Stored items from a collection:
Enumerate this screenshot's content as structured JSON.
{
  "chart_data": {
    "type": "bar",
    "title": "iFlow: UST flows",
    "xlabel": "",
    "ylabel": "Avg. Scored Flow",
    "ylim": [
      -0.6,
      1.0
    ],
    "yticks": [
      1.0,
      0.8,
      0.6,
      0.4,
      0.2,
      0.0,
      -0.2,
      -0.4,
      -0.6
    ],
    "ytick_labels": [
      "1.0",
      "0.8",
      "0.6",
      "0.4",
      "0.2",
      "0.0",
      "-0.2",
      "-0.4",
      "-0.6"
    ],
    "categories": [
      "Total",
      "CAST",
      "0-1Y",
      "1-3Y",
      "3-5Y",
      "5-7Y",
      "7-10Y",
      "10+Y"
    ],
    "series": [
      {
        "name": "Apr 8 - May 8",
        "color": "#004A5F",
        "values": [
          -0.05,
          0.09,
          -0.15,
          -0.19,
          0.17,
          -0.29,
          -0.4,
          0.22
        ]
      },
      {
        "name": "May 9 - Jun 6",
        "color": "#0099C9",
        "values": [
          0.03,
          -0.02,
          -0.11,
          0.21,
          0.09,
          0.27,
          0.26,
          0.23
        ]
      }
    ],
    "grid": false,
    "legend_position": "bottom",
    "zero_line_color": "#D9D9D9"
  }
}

Prompt →
Copy out the full material exactly as it appears.

Exercise response →
Enumerate this screenshot's content as structured JSON.
{
  "chart_data": {
    "type": "bar",
    "title": "iFlow: UST flows",
    "xlabel": "",
    "ylabel": "Avg. Scored Flow",
    "ylim": [
      -0.6,
      1.0
    ],
    "yticks": [
      1.0,
      0.8,
      0.6,
      0.4,
      0.2,
      0.0,
      -0.2,
      -0.4,
      -0.6
    ],
    "ytick_labels": [
      "1.0",
      "0.8",
      "0.6",
      "0.4",
      "0.2",
      "0.0",
      "-0.2",
      "-0.4",
      "-0.6"
    ],
    "categories": [
      "Total",
      "CAST",
      "0-1Y",
      "1-3Y",
      "3-5Y",
      "5-7Y",
      "7-10Y",
      "10+Y"
    ],
    "series": [
      {
        "name": "Apr 8 - May 8",
        "color": "#004A5F",
        "values": [
          -0.05,
          0.09,
          -0.15,
          -0.19,
          0.17,
          -0.29,
          -0.4,
          0.22
        ]
      },
      {
        "name": "May 9 - Jun 6",
        "color": "#0099C9",
        "values": [
          0.03,
          -0.02,
          -0.11,
          0.21,
          0.09,
          0.27,
          0.26,
          0.23
        ]
      }
    ],
    "grid": false,
    "legend_position": "bottom",
    "zero_line_color": "#D9D9D9"
  }
}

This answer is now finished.